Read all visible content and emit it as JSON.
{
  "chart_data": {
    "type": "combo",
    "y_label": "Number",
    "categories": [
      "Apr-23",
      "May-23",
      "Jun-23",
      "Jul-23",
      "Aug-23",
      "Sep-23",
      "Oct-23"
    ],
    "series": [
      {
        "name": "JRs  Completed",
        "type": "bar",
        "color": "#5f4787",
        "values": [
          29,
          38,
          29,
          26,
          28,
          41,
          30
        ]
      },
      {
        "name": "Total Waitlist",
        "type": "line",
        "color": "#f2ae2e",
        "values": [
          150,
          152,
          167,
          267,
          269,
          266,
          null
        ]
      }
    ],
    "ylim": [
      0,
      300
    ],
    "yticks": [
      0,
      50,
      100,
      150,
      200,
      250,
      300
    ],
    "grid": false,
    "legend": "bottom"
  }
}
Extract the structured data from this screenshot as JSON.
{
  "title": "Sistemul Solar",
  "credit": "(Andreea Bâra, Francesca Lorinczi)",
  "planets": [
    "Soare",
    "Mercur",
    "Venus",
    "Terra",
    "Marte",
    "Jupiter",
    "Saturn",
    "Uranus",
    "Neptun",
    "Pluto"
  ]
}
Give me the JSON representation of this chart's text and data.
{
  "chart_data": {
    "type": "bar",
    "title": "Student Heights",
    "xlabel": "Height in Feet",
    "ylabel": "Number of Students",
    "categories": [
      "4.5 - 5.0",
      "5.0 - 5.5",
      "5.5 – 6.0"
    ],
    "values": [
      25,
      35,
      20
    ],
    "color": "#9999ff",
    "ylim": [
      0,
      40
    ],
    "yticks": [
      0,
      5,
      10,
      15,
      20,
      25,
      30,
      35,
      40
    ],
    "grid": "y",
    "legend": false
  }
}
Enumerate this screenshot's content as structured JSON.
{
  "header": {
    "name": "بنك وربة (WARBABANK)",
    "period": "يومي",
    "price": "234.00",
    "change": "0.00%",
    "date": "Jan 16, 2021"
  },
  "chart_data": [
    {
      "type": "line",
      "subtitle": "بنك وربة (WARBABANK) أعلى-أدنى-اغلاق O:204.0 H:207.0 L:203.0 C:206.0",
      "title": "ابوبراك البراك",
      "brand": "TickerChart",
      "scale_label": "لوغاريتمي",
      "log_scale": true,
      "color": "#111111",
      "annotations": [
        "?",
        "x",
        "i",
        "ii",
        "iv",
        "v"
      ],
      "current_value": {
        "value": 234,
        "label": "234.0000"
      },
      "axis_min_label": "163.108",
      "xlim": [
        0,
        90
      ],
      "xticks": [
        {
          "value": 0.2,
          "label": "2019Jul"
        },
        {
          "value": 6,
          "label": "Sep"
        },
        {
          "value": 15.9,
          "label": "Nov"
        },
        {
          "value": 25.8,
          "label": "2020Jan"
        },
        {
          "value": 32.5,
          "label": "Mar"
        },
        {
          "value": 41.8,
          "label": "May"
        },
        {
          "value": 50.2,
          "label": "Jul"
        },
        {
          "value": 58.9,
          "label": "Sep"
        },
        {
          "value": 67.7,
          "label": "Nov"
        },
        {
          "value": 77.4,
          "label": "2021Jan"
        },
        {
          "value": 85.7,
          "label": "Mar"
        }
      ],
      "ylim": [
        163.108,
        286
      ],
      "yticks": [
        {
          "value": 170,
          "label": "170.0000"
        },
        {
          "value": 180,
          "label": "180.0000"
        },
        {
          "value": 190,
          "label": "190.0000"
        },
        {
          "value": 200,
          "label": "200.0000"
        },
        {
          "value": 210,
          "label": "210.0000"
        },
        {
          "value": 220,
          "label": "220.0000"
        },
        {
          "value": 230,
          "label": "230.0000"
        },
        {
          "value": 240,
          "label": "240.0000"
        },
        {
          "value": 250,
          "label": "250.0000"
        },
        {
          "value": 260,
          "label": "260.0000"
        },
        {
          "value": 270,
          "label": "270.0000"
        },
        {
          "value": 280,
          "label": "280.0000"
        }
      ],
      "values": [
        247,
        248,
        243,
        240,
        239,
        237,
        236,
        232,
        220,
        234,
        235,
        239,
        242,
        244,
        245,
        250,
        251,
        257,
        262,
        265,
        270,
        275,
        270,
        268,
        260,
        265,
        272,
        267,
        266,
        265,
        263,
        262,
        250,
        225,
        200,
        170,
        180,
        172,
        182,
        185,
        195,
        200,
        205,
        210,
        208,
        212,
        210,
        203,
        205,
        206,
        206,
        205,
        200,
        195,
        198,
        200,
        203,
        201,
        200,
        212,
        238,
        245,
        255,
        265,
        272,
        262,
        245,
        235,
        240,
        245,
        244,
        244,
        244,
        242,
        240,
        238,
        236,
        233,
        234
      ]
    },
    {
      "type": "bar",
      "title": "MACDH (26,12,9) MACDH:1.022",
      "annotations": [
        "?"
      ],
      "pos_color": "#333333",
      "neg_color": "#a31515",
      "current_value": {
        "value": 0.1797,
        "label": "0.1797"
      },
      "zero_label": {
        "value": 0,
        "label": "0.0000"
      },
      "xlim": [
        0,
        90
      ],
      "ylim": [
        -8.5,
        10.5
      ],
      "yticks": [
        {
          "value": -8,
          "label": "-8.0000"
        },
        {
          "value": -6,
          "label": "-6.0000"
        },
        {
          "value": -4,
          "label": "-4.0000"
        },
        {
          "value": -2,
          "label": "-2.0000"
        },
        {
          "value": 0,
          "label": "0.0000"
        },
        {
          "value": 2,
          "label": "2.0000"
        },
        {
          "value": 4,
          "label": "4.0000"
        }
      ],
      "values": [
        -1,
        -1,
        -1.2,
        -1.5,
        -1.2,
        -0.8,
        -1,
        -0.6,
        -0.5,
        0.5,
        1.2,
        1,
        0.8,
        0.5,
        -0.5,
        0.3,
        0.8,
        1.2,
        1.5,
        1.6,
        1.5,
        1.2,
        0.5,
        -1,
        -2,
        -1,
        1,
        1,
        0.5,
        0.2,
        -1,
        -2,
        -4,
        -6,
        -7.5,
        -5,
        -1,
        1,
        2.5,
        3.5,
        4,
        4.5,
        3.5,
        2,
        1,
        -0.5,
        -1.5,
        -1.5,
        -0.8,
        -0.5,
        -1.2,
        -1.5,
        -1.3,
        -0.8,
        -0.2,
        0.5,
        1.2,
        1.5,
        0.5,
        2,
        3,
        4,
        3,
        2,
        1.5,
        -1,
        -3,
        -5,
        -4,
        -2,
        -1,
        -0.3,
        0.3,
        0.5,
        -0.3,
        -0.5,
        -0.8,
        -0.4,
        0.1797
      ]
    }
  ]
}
────
WHAT TO PRODUCE
Scan the material for lines with the word "name", and copy each line you find.

REPLY TO THE TASK
        "name": "JRs  Completed",
        "name": "Total Waitlist",
    "name": "بنك وربة (WARBABANK)",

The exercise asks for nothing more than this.